┌─ Data rows

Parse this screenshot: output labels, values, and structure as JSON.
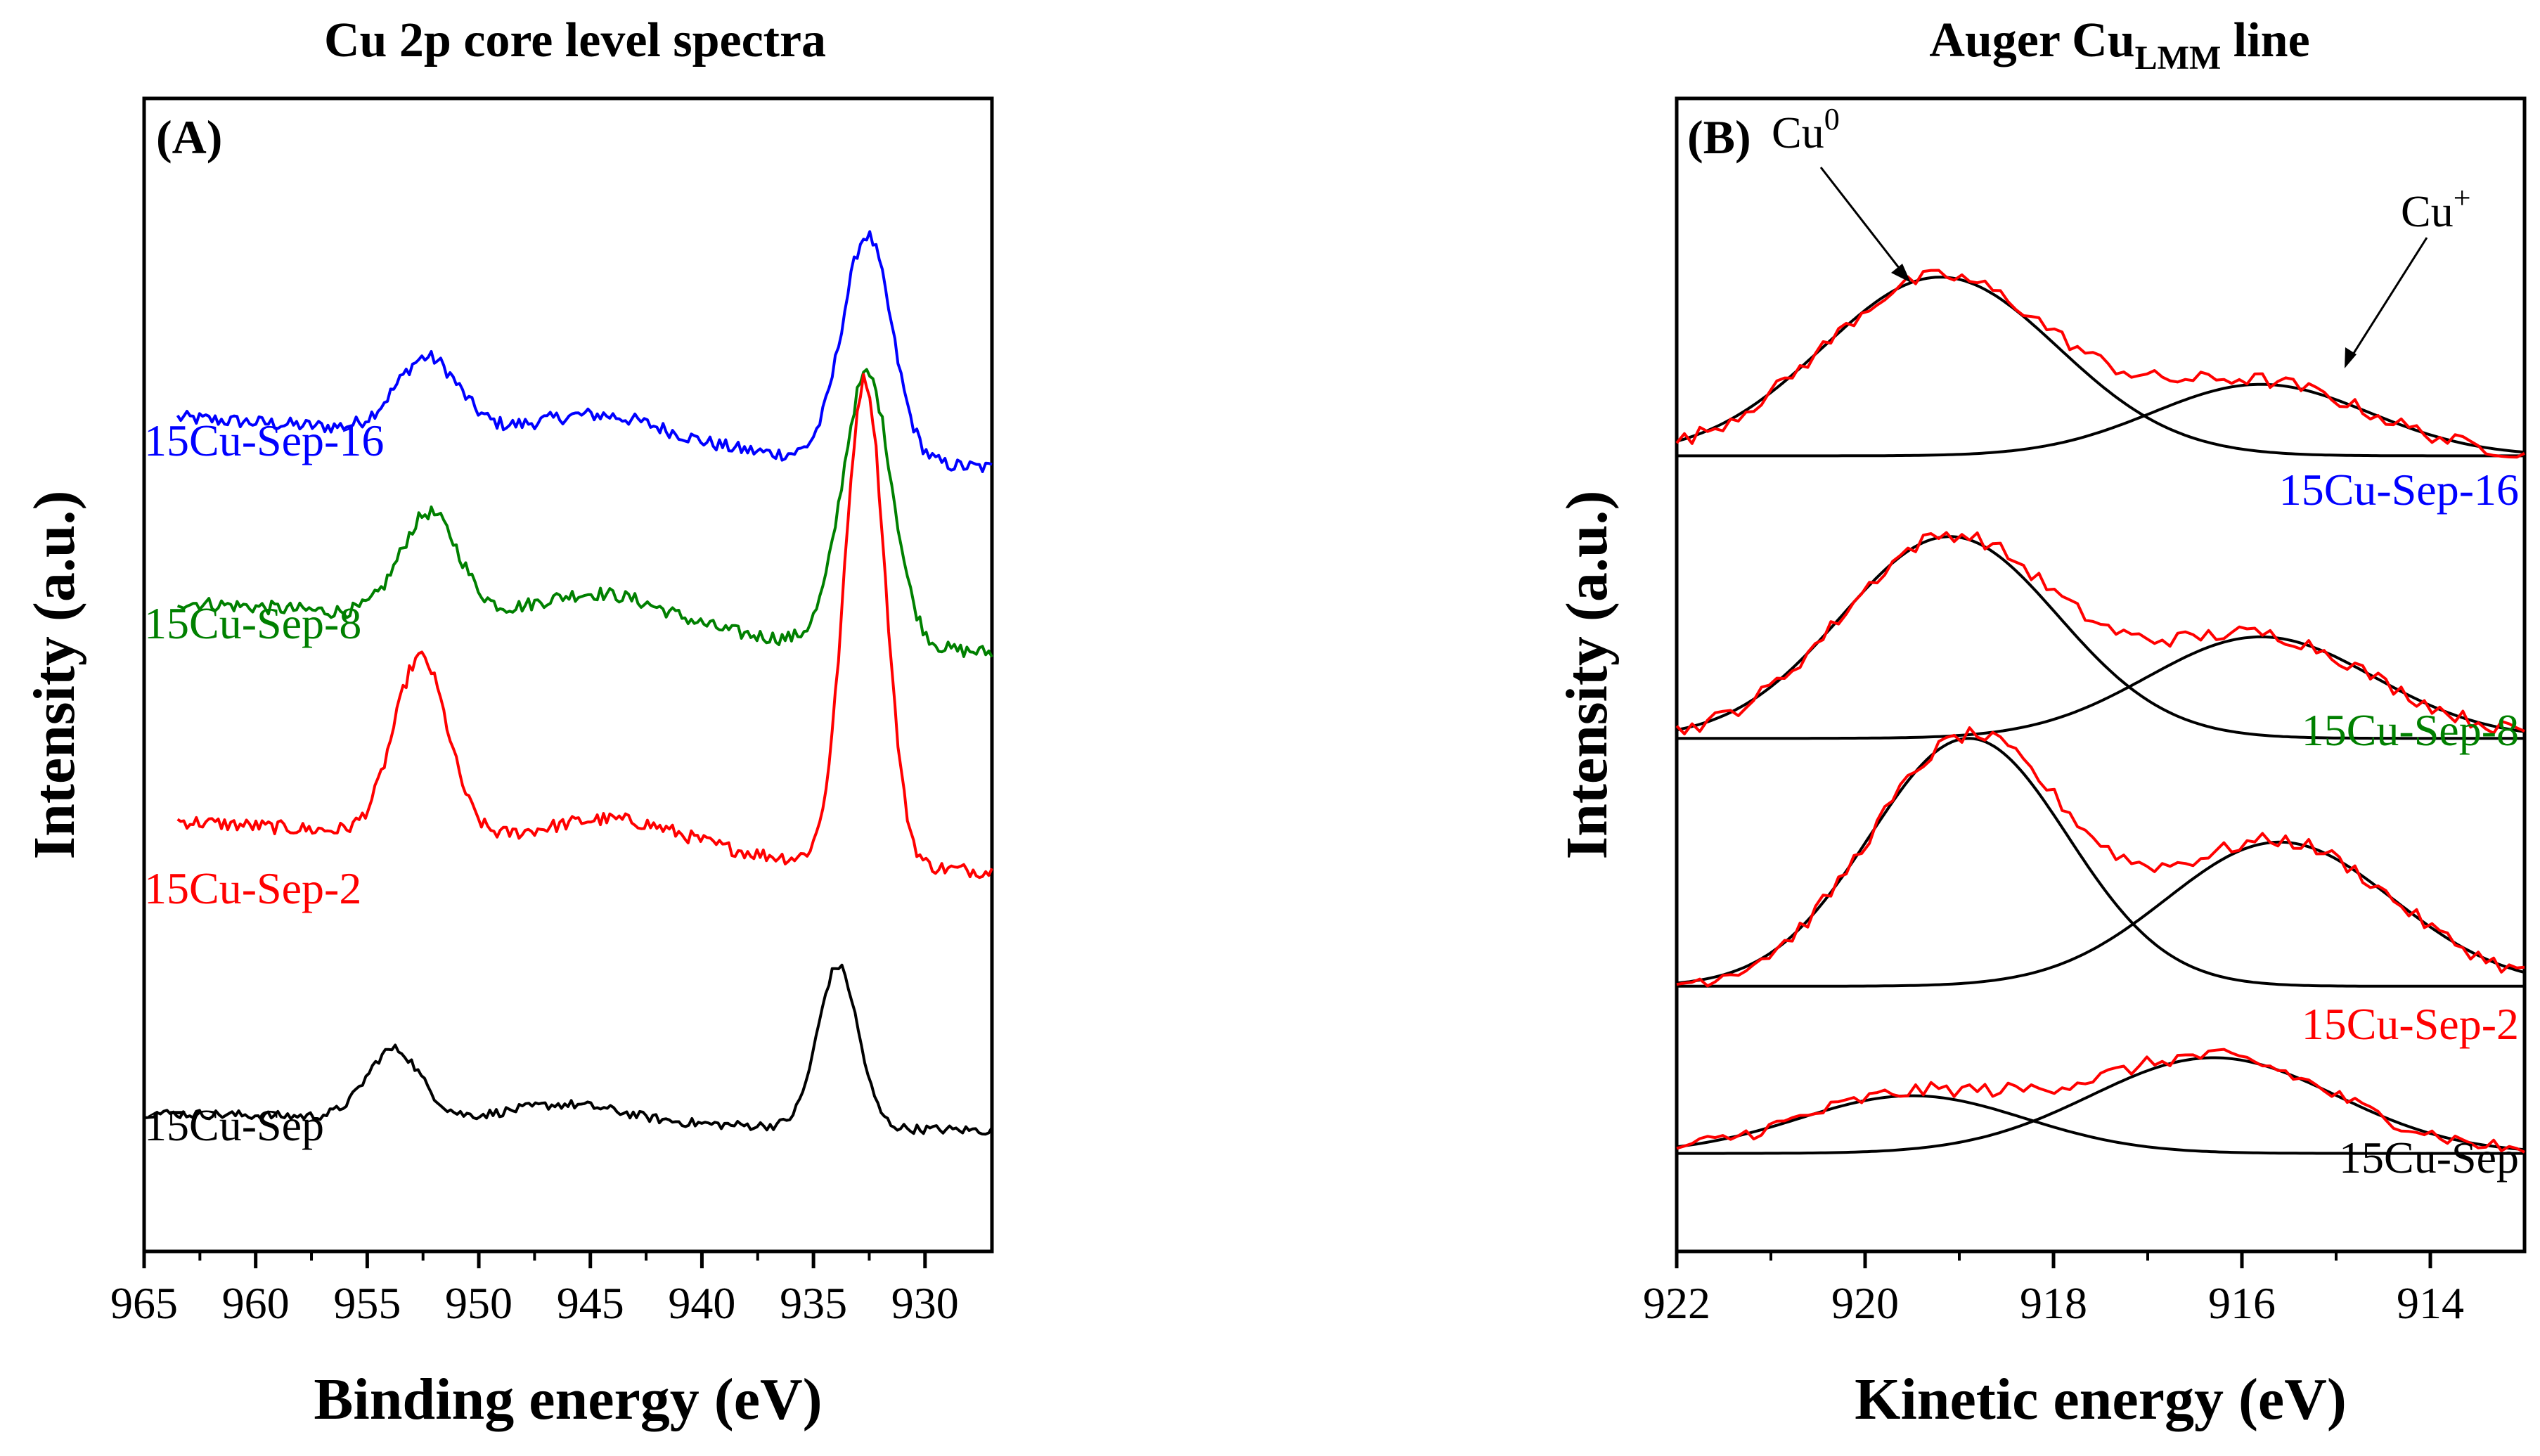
{
  "chart_data": [
    {
      "type": "line",
      "panel_label": "(A)",
      "title": "Cu 2p core level spectra",
      "xlabel": "Binding energy (eV)",
      "ylabel": "Intensity (a.u.)",
      "xlim": [
        965,
        927
      ],
      "x_reversed": true,
      "xticks": [
        965,
        960,
        955,
        950,
        945,
        940,
        935,
        930
      ],
      "ylim": [
        0,
        100
      ],
      "grid": false,
      "series": [
        {
          "name": "15Cu-Sep-16",
          "color": "#0000ff",
          "x_start": 963.5,
          "x_end": 927,
          "baseline": 69.5,
          "peaks": [
            [
              952.3,
              6.5,
              1.4
            ],
            [
              944.5,
              2.5,
              3.0
            ],
            [
              932.6,
              19.5,
              1.1
            ]
          ],
          "slope": 3.0,
          "noise": 0.6
        },
        {
          "name": "15Cu-Sep-8",
          "color": "#008000",
          "x_start": 963.5,
          "x_end": 927,
          "baseline": 53.5,
          "peaks": [
            [
              952.2,
              9.0,
              1.3
            ],
            [
              944.5,
              3.0,
              3.0
            ],
            [
              932.6,
              23.5,
              1.1
            ]
          ],
          "slope": 3.0,
          "noise": 0.6
        },
        {
          "name": "15Cu-Sep-2",
          "color": "#ff0000",
          "x_start": 963.5,
          "x_end": 927,
          "baseline": 34.5,
          "peaks": [
            [
              952.6,
              15.5,
              1.2
            ],
            [
              943.8,
              2.5,
              3.0
            ],
            [
              932.7,
              42.0,
              0.9
            ]
          ],
          "slope": 3.0,
          "noise": 0.6
        },
        {
          "name": "15Cu-Sep",
          "color": "#000000",
          "x_start": 965,
          "x_end": 927,
          "baseline": 11.0,
          "peaks": [
            [
              953.8,
              6.0,
              1.2
            ],
            [
              946.0,
              1.5,
              2.5
            ],
            [
              933.9,
              14.0,
              0.9
            ]
          ],
          "slope": 1.0,
          "noise": 0.4
        }
      ]
    },
    {
      "type": "line",
      "panel_label": "(B)",
      "title": "Auger Cu",
      "title_subscript": "LMM",
      "title_suffix": " line",
      "xlabel": "Kinetic energy (eV)",
      "ylabel": "Intensity (a.u.)",
      "xlim": [
        922,
        913
      ],
      "x_reversed": true,
      "xticks": [
        922,
        920,
        918,
        916,
        914
      ],
      "ylim": [
        0,
        100
      ],
      "grid": false,
      "annotations": [
        {
          "text": "Cu",
          "sup": "0"
        },
        {
          "text": "Cu",
          "sup": "+"
        }
      ],
      "groups": [
        {
          "name": "15Cu-Sep-16",
          "color": "#0000ff",
          "base": 69.0,
          "fit_components": [
            {
              "center": 919.2,
              "amplitude": 15.5,
              "sigma": 1.25
            },
            {
              "center": 915.8,
              "amplitude": 6.2,
              "sigma": 1.15
            }
          ]
        },
        {
          "name": "15Cu-Sep-8",
          "color": "#008000",
          "base": 44.5,
          "fit_components": [
            {
              "center": 919.1,
              "amplitude": 17.5,
              "sigma": 1.15
            },
            {
              "center": 915.8,
              "amplitude": 8.8,
              "sigma": 1.2
            }
          ]
        },
        {
          "name": "15Cu-Sep-2",
          "color": "#ff0000",
          "base": 23.0,
          "fit_components": [
            {
              "center": 918.9,
              "amplitude": 21.5,
              "sigma": 1.05
            },
            {
              "center": 915.6,
              "amplitude": 12.5,
              "sigma": 1.2
            }
          ]
        },
        {
          "name": "15Cu-Sep",
          "color": "#000000",
          "base": 8.5,
          "fit_components": [
            {
              "center": 919.5,
              "amplitude": 5.0,
              "sigma": 1.2
            },
            {
              "center": 916.3,
              "amplitude": 8.3,
              "sigma": 1.3
            }
          ]
        }
      ],
      "data_line_color": "#ff0000",
      "fit_line_color": "#000000"
    }
  ]
}
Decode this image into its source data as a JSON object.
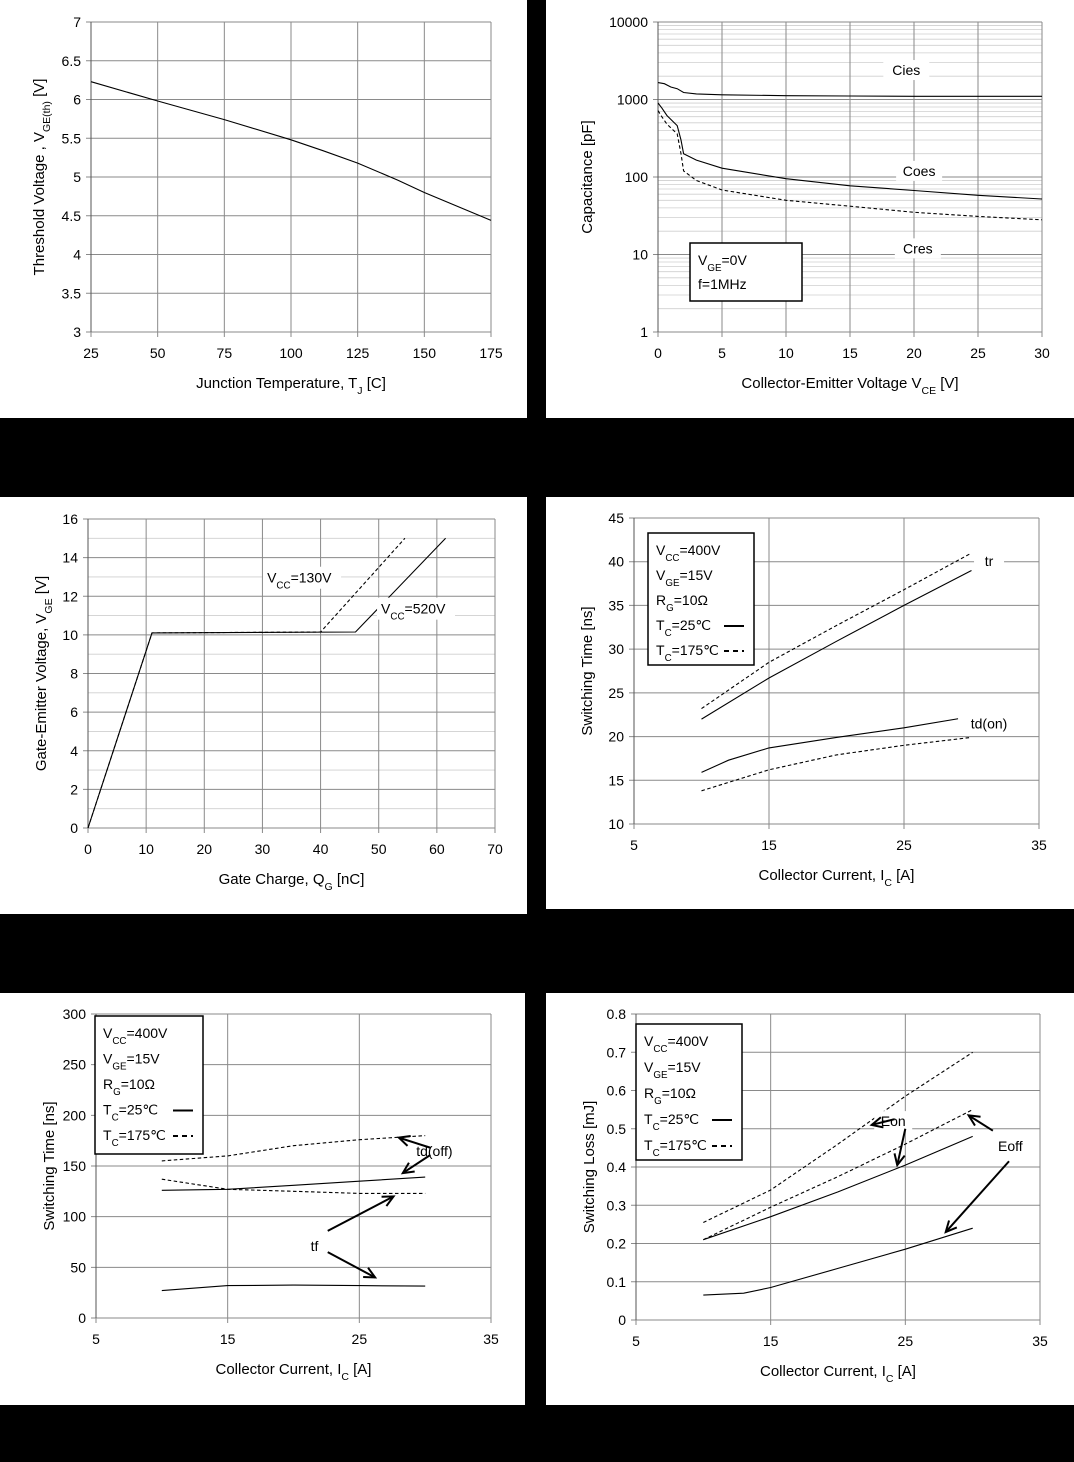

└─

Problem description: Copy the whole listing above word for word but do not carry over the pictures.

Task answer:
Parse this screenshot: output labels, values, and structure as JSON.
{
  "chart_data": [
    {
      "type": "line",
      "panel_label": "(A)",
      "title": "Cu 2p core level spectra",
      "xlabel": "Binding energy (eV)",
      "ylabel": "Intensity (a.u.)",
      "xlim": [
        965,
        927
      ],
      "x_reversed": true,
      "xticks": [
        965,
        960,
        955,
        950,
        945,
        940,
        935,
        930
      ],
      "ylim": [
        0,
        100
      ],
      "grid": false,
      "series": [
        {
          "name": "15Cu-Sep-16",
          "color": "#0000ff",
          "x_start": 963.5,
          "x_end": 927,
          "baseline": 69.5,
          "peaks": [
            [
              952.3,
              6.5,
              1.4
            ],
            [
              944.5,
              2.5,
              3.0
            ],
            [
              932.6,
              19.5,
              1.1
            ]
          ],
          "slope": 3.0,
          "noise": 0.6
        },
        {
          "name": "15Cu-Sep-8",
          "color": "#008000",
          "x_start": 963.5,
          "x_end": 927,
          "baseline": 53.5,
          "peaks": [
            [
              952.2,
              9.0,
              1.3
            ],
            [
              944.5,
              3.0,
              3.0
            ],
            [
              932.6,
              23.5,
              1.1
            ]
          ],
          "slope": 3.0,
          "noise": 0.6
        },
        {
          "name": "15Cu-Sep-2",
          "color": "#ff0000",
          "x_start": 963.5,
          "x_end": 927,
          "baseline": 34.5,
          "peaks": [
            [
              952.6,
              15.5,
              1.2
            ],
            [
              943.8,
              2.5,
              3.0
            ],
            [
              932.7,
              42.0,
              0.9
            ]
          ],
          "slope": 3.0,
          "noise": 0.6
        },
        {
          "name": "15Cu-Sep",
          "color": "#000000",
          "x_start": 965,
          "x_end": 927,
          "baseline": 11.0,
          "peaks": [
            [
              953.8,
              6.0,
              1.2
            ],
            [
              946.0,
              1.5,
              2.5
            ],
            [
              933.9,
              14.0,
              0.9
            ]
          ],
          "slope": 1.0,
          "noise": 0.4
        }
      ]
    },
    {
      "type": "line",
      "panel_label": "(B)",
      "title": "Auger Cu",
      "title_subscript": "LMM",
      "title_suffix": " line",
      "xlabel": "Kinetic energy (eV)",
      "ylabel": "Intensity (a.u.)",
      "xlim": [
        922,
        913
      ],
      "x_reversed": true,
      "xticks": [
        922,
        920,
        918,
        916,
        914
      ],
      "ylim": [
        0,
        100
      ],
      "grid": false,
      "annotations": [
        {
          "text": "Cu",
          "sup": "0"
        },
        {
          "text": "Cu",
          "sup": "+"
        }
      ],
      "groups": [
        {
          "name": "15Cu-Sep-16",
          "color": "#0000ff",
          "base": 69.0,
          "fit_components": [
            {
              "center": 919.2,
              "amplitude": 15.5,
              "sigma": 1.25
            },
            {
              "center": 915.8,
              "amplitude": 6.2,
              "sigma": 1.15
            }
          ]
        },
        {
          "name": "15Cu-Sep-8",
          "color": "#008000",
          "base": 44.5,
          "fit_components": [
            {
              "center": 919.1,
              "amplitude": 17.5,
              "sigma": 1.15
            },
            {
              "center": 915.8,
              "amplitude": 8.8,
              "sigma": 1.2
            }
          ]
        },
        {
          "name": "15Cu-Sep-2",
          "color": "#ff0000",
          "base": 23.0,
          "fit_components": [
            {
              "center": 918.9,
              "amplitude": 21.5,
              "sigma": 1.05
            },
            {
              "center": 915.6,
              "amplitude": 12.5,
              "sigma": 1.2
            }
          ]
        },
        {
          "name": "15Cu-Sep",
          "color": "#000000",
          "base": 8.5,
          "fit_components": [
            {
              "center": 919.5,
              "amplitude": 5.0,
              "sigma": 1.2
            },
            {
              "center": 916.3,
              "amplitude": 8.3,
              "sigma": 1.3
            }
          ]
        }
      ],
      "data_line_color": "#ff0000",
      "fit_line_color": "#000000"
    }
  ]
}
Decode this image into its source data as a JSON object.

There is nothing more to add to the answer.